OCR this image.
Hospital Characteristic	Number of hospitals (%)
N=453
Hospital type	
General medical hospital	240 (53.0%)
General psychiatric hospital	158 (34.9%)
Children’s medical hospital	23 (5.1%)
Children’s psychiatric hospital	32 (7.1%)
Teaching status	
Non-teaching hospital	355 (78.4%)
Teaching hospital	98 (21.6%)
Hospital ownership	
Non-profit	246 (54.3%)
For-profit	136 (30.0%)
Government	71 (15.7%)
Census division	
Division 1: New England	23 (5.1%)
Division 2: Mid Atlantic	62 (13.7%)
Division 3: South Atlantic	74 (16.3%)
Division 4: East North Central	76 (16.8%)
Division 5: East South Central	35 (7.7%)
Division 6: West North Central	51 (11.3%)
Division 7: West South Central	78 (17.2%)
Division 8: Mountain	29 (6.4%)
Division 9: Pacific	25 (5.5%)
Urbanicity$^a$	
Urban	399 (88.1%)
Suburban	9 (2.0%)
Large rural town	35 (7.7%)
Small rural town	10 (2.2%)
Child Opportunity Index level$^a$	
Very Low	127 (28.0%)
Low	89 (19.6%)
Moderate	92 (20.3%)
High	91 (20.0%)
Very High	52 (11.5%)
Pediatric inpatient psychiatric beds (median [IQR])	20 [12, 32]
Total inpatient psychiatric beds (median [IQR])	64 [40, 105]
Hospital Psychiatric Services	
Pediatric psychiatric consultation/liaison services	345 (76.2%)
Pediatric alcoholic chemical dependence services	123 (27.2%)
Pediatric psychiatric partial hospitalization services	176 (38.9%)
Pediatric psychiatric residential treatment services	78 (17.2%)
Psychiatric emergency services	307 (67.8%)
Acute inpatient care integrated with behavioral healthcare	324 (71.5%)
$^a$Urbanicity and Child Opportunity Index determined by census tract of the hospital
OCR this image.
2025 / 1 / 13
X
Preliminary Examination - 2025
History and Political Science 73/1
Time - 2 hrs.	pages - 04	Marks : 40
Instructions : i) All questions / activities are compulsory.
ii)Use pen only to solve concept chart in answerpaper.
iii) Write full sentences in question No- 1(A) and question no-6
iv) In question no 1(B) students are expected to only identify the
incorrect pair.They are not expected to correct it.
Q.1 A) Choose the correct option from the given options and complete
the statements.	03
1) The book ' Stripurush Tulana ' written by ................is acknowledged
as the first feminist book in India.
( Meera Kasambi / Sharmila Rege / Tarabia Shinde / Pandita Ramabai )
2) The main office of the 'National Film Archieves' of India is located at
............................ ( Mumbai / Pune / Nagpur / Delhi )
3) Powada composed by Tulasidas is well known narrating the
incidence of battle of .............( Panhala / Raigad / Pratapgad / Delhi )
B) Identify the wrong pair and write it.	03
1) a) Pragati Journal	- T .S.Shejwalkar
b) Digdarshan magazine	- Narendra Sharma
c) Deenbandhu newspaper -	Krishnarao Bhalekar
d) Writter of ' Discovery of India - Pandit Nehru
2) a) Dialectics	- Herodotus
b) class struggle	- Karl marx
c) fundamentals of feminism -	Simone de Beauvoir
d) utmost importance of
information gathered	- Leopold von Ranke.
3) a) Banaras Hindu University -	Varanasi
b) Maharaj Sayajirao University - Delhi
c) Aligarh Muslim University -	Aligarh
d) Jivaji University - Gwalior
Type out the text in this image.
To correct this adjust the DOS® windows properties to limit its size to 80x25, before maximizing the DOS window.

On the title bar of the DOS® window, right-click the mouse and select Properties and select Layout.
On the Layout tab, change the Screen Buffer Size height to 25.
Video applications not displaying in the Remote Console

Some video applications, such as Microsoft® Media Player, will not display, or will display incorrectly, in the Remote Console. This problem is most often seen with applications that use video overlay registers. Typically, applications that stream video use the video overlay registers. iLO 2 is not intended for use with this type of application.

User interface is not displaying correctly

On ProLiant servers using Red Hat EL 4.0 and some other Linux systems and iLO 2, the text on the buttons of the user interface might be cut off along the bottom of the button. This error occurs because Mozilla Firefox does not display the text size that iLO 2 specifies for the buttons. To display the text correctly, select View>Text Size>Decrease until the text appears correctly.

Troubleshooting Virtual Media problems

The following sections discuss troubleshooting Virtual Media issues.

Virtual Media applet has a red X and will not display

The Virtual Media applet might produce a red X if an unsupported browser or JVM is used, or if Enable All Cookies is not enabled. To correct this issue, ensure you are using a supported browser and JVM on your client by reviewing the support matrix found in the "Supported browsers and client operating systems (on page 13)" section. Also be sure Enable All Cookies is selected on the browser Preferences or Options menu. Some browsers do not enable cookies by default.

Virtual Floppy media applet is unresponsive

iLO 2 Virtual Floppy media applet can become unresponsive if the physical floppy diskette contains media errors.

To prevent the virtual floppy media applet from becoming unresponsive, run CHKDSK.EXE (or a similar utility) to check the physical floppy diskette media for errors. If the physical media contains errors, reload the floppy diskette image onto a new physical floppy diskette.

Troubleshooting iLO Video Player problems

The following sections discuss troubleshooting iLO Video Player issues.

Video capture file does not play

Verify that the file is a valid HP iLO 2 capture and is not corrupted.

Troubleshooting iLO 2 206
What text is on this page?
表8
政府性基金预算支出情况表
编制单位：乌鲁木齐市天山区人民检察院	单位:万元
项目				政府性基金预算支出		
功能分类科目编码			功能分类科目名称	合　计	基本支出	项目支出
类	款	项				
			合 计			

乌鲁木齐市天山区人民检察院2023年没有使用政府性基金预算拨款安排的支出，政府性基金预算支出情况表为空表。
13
● ● ● ● ● ● ●
WHAT THE EXERCISE ASKS. Quote the line that contains "What text is on this page?" and each line after it through the end of the data, exactly, leaving out everything else.

COMPLETE RESPONSE.
What text is on this page?
表8
政府性基金预算支出情况表
编制单位：乌鲁木齐市天山区人民检察院	单位:万元
项目				政府性基金预算支出		
功能分类科目编码			功能分类科目名称	合　计	基本支出	项目支出
类	款	项				
			合 计			

乌鲁木齐市天山区人民检察院2023年没有使用政府性基金预算拨款安排的支出，政府性基金预算支出情况表为空表。
13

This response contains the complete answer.